### Required work
Repeat the listing in full. Nothing may be added or left out.

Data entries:
┌────────

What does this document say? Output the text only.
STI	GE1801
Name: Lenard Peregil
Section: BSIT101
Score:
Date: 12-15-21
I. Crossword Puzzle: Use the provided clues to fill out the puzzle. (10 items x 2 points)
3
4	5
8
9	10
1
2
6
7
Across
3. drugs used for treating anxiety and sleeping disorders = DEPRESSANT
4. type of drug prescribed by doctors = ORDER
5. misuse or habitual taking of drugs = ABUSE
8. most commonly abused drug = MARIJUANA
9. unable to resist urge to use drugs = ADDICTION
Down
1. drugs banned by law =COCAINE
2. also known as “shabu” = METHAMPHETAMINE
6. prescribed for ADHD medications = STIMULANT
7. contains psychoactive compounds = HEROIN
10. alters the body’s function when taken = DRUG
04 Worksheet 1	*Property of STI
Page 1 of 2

└────────

### Response to the exercise
What does this document say? Output the text only.
STI	GE1801
Name: Lenard Peregil
Section: BSIT101
Score:
Date: 12-15-21
I. Crossword Puzzle: Use the provided clues to fill out the puzzle. (10 items x 2 points)
3
4	5
8
9	10
1
2
6
7
Across
3. drugs used for treating anxiety and sleeping disorders = DEPRESSANT
4. type of drug prescribed by doctors = ORDER
5. misuse or habitual taking of drugs = ABUSE
8. most commonly abused drug = MARIJUANA
9. unable to resist urge to use drugs = ADDICTION
Down
1. drugs banned by law =COCAINE
2. also known as “shabu” = METHAMPHETAMINE
6. prescribed for ADHD medications = STIMULANT
7. contains psychoactive compounds = HEROIN
10. alters the body’s function when taken = DRUG
04 Worksheet 1	*Property of STI
Page 1 of 2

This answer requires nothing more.